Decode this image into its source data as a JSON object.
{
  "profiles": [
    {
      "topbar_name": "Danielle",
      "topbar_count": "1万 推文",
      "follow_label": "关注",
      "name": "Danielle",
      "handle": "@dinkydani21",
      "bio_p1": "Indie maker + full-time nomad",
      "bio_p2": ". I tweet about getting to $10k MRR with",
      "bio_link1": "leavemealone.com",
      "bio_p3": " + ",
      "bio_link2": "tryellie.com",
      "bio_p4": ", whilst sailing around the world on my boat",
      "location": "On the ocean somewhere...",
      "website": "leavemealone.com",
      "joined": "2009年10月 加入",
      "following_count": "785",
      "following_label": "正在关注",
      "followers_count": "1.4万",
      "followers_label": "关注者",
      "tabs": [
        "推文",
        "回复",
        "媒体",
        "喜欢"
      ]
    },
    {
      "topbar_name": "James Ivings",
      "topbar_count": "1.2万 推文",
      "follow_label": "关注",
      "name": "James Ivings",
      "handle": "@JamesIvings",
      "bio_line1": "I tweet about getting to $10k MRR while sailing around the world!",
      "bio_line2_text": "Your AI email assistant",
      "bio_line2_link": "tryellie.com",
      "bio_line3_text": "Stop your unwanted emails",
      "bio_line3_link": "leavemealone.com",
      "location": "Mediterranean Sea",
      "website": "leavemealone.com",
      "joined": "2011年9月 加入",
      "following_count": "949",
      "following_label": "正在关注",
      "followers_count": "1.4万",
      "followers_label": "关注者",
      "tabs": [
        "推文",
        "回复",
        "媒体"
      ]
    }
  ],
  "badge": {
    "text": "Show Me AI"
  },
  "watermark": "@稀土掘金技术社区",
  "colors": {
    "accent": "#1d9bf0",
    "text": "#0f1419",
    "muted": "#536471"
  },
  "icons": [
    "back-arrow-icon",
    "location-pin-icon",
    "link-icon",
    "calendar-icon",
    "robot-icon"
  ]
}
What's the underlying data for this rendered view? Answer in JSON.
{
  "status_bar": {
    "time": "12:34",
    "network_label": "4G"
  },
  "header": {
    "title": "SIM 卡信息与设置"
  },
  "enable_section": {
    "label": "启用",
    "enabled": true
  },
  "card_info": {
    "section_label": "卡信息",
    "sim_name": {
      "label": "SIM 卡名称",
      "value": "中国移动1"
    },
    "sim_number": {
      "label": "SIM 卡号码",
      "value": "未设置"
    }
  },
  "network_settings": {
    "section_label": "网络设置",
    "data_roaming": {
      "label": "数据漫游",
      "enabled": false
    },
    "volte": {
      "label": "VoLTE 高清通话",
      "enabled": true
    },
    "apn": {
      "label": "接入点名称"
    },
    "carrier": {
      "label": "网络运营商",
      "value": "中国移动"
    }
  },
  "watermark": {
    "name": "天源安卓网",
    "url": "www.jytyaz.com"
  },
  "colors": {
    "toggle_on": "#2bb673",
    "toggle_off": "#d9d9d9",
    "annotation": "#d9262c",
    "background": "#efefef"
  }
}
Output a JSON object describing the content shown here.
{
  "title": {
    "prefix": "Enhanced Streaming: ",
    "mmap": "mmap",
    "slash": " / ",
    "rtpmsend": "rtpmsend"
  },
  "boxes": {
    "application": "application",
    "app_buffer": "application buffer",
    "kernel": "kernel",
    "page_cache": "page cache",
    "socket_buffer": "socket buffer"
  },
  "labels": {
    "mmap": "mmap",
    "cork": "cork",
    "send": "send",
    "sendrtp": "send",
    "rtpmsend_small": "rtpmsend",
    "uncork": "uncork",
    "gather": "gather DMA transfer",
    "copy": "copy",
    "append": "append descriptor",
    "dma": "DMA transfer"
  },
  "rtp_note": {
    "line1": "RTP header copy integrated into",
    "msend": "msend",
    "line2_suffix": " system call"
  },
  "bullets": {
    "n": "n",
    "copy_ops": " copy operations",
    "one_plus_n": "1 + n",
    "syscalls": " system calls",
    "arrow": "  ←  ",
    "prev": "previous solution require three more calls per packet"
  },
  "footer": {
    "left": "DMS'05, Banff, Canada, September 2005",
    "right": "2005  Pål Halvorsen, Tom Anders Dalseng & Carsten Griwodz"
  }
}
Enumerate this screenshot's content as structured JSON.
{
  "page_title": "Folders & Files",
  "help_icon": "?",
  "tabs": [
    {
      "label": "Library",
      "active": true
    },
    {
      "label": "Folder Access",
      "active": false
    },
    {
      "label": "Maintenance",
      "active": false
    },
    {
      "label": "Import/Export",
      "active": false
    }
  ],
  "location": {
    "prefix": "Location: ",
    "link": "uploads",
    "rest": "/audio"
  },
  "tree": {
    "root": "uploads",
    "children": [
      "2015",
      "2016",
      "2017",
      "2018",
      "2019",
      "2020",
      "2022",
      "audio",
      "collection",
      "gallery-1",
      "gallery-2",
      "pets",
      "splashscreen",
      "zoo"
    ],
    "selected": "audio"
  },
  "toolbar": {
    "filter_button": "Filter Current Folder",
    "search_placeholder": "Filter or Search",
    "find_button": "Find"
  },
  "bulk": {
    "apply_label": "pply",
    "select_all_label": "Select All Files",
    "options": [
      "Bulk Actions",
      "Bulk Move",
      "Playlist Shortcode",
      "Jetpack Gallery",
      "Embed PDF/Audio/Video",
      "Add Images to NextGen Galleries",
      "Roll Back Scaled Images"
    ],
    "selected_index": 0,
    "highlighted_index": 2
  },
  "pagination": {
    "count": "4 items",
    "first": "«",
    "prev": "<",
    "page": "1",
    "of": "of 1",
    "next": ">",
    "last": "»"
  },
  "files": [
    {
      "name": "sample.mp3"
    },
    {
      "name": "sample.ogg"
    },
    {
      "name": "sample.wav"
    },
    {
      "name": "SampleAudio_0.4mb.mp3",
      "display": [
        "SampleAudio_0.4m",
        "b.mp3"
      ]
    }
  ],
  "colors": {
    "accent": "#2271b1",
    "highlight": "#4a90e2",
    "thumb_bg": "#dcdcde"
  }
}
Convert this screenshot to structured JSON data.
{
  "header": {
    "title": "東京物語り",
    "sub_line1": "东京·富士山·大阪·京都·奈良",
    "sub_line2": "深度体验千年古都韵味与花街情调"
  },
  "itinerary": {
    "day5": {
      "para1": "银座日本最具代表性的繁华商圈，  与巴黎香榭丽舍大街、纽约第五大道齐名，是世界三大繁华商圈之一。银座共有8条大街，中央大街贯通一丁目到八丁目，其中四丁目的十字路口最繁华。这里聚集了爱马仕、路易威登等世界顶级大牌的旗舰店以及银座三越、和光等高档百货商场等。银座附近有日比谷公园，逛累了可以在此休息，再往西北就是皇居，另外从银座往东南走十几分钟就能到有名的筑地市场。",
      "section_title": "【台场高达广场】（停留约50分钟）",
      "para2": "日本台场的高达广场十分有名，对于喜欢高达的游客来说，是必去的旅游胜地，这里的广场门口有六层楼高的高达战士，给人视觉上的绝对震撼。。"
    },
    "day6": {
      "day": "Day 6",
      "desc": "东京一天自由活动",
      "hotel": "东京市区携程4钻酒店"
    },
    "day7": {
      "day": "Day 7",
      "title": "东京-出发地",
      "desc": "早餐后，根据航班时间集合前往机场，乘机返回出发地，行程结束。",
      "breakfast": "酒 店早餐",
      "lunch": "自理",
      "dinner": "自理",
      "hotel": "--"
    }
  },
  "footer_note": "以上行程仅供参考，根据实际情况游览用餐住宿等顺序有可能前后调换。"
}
* * * * *
SHORT EXERCISE: Write down all the entries again without a single difference.

COMPLETED EXERCISE:
Decode this image into its source data as a JSON object.
{
  "profiles": [
    {
      "topbar_name": "Danielle",
      "topbar_count": "1万 推文",
      "follow_label": "关注",
      "name": "Danielle",
      "handle": "@dinkydani21",
      "bio_p1": "Indie maker + full-time nomad",
      "bio_p2": ". I tweet about getting to $10k MRR with",
      "bio_link1": "leavemealone.com",
      "bio_p3": " + ",
      "bio_link2": "tryellie.com",
      "bio_p4": ", whilst sailing around the world on my boat",
      "location": "On the ocean somewhere...",
      "website": "leavemealone.com",
      "joined": "2009年10月 加入",
      "following_count": "785",
      "following_label": "正在关注",
      "followers_count": "1.4万",
      "followers_label": "关注者",
      "tabs": [
        "推文",
        "回复",
        "媒体",
        "喜欢"
      ]
    },
    {
      "topbar_name": "James Ivings",
      "topbar_count": "1.2万 推文",
      "follow_label": "关注",
      "name": "James Ivings",
      "handle": "@JamesIvings",
      "bio_line1": "I tweet about getting to $10k MRR while sailing around the world!",
      "bio_line2_text": "Your AI email assistant",
      "bio_line2_link": "tryellie.com",
      "bio_line3_text": "Stop your unwanted emails",
      "bio_line3_link": "leavemealone.com",
      "location": "Mediterranean Sea",
      "website": "leavemealone.com",
      "joined": "2011年9月 加入",
      "following_count": "949",
      "following_label": "正在关注",
      "followers_count": "1.4万",
      "followers_label": "关注者",
      "tabs": [
        "推文",
        "回复",
        "媒体"
      ]
    }
  ],
  "badge": {
    "text": "Show Me AI"
  },
  "watermark": "@稀土掘金技术社区",
  "colors": {
    "accent": "#1d9bf0",
    "text": "#0f1419",
    "muted": "#536471"
  },
  "icons": [
    "back-arrow-icon",
    "location-pin-icon",
    "link-icon",
    "calendar-icon",
    "robot-icon"
  ]
}
What's the underlying data for this rendered view? Answer in JSON.
{
  "status_bar": {
    "time": "12:34",
    "network_label": "4G"
  },
  "header": {
    "title": "SIM 卡信息与设置"
  },
  "enable_section": {
    "label": "启用",
    "enabled": true
  },
  "card_info": {
    "section_label": "卡信息",
    "sim_name": {
      "label": "SIM 卡名称",
      "value": "中国移动1"
    },
    "sim_number": {
      "label": "SIM 卡号码",
      "value": "未设置"
    }
  },
  "network_settings": {
    "section_label": "网络设置",
    "data_roaming": {
      "label": "数据漫游",
      "enabled": false
    },
    "volte": {
      "label": "VoLTE 高清通话",
      "enabled": true
    },
    "apn": {
      "label": "接入点名称"
    },
    "carrier": {
      "label": "网络运营商",
      "value": "中国移动"
    }
  },
  "watermark": {
    "name": "天源安卓网",
    "url": "www.jytyaz.com"
  },
  "colors": {
    "toggle_on": "#2bb673",
    "toggle_off": "#d9d9d9",
    "annotation": "#d9262c",
    "background": "#efefef"
  }
}
Output a JSON object describing the content shown here.
{
  "title": {
    "prefix": "Enhanced Streaming: ",
    "mmap": "mmap",
    "slash": " / ",
    "rtpmsend": "rtpmsend"
  },
  "boxes": {
    "application": "application",
    "app_buffer": "application buffer",
    "kernel": "kernel",
    "page_cache": "page cache",
    "socket_buffer": "socket buffer"
  },
  "labels": {
    "mmap": "mmap",
    "cork": "cork",
    "send": "send",
    "sendrtp": "send",
    "rtpmsend_small": "rtpmsend",
    "uncork": "uncork",
    "gather": "gather DMA transfer",
    "copy": "copy",
    "append": "append descriptor",
    "dma": "DMA transfer"
  },
  "rtp_note": {
    "line1": "RTP header copy integrated into",
    "msend": "msend",
    "line2_suffix": " system call"
  },
  "bullets": {
    "n": "n",
    "copy_ops": " copy operations",
    "one_plus_n": "1 + n",
    "syscalls": " system calls",
    "arrow": "  ←  ",
    "prev": "previous solution require three more calls per packet"
  },
  "footer": {
    "left": "DMS'05, Banff, Canada, September 2005",
    "right": "2005  Pål Halvorsen, Tom Anders Dalseng & Carsten Griwodz"
  }
}
Enumerate this screenshot's content as structured JSON.
{
  "page_title": "Folders & Files",
  "help_icon": "?",
  "tabs": [
    {
      "label": "Library",
      "active": true
    },
    {
      "label": "Folder Access",
      "active": false
    },
    {
      "label": "Maintenance",
      "active": false
    },
    {
      "label": "Import/Export",
      "active": false
    }
  ],
  "location": {
    "prefix": "Location: ",
    "link": "uploads",
    "rest": "/audio"
  },
  "tree": {
    "root": "uploads",
    "children": [
      "2015",
      "2016",
      "2017",
      "2018",
      "2019",
      "2020",
      "2022",
      "audio",
      "collection",
      "gallery-1",
      "gallery-2",
      "pets",
      "splashscreen",
      "zoo"
    ],
    "selected": "audio"
  },
  "toolbar": {
    "filter_button": "Filter Current Folder",
    "search_placeholder": "Filter or Search",
    "find_button": "Find"
  },
  "bulk": {
    "apply_label": "pply",
    "select_all_label": "Select All Files",
    "options": [
      "Bulk Actions",
      "Bulk Move",
      "Playlist Shortcode",
      "Jetpack Gallery",
      "Embed PDF/Audio/Video",
      "Add Images to NextGen Galleries",
      "Roll Back Scaled Images"
    ],
    "selected_index": 0,
    "highlighted_index": 2
  },
  "pagination": {
    "count": "4 items",
    "first": "«",
    "prev": "<",
    "page": "1",
    "of": "of 1",
    "next": ">",
    "last": "»"
  },
  "files": [
    {
      "name": "sample.mp3"
    },
    {
      "name": "sample.ogg"
    },
    {
      "name": "sample.wav"
    },
    {
      "name": "SampleAudio_0.4mb.mp3",
      "display": [
        "SampleAudio_0.4m",
        "b.mp3"
      ]
    }
  ],
  "colors": {
    "accent": "#2271b1",
    "highlight": "#4a90e2",
    "thumb_bg": "#dcdcde"
  }
}
Convert this screenshot to structured JSON data.
{
  "header": {
    "title": "東京物語り",
    "sub_line1": "东京·富士山·大阪·京都·奈良",
    "sub_line2": "深度体验千年古都韵味与花街情调"
  },
  "itinerary": {
    "day5": {
      "para1": "银座日本最具代表性的繁华商圈，  与巴黎香榭丽舍大街、纽约第五大道齐名，是世界三大繁华商圈之一。银座共有8条大街，中央大街贯通一丁目到八丁目，其中四丁目的十字路口最繁华。这里聚集了爱马仕、路易威登等世界顶级大牌的旗舰店以及银座三越、和光等高档百货商场等。银座附近有日比谷公园，逛累了可以在此休息，再往西北就是皇居，另外从银座往东南走十几分钟就能到有名的筑地市场。",
      "section_title": "【台场高达广场】（停留约50分钟）",
      "para2": "日本台场的高达广场十分有名，对于喜欢高达的游客来说，是必去的旅游胜地，这里的广场门口有六层楼高的高达战士，给人视觉上的绝对震撼。。"
    },
    "day6": {
      "day": "Day 6",
      "desc": "东京一天自由活动",
      "hotel": "东京市区携程4钻酒店"
    },
    "day7": {
      "day": "Day 7",
      "title": "东京-出发地",
      "desc": "早餐后，根据航班时间集合前往机场，乘机返回出发地，行程结束。",
      "breakfast": "酒 店早餐",
      "lunch": "自理",
      "dinner": "自理",
      "hotel": "--"
    }
  },
  "footer_note": "以上行程仅供参考，根据实际情况游览用餐住宿等顺序有可能前后调换。"
}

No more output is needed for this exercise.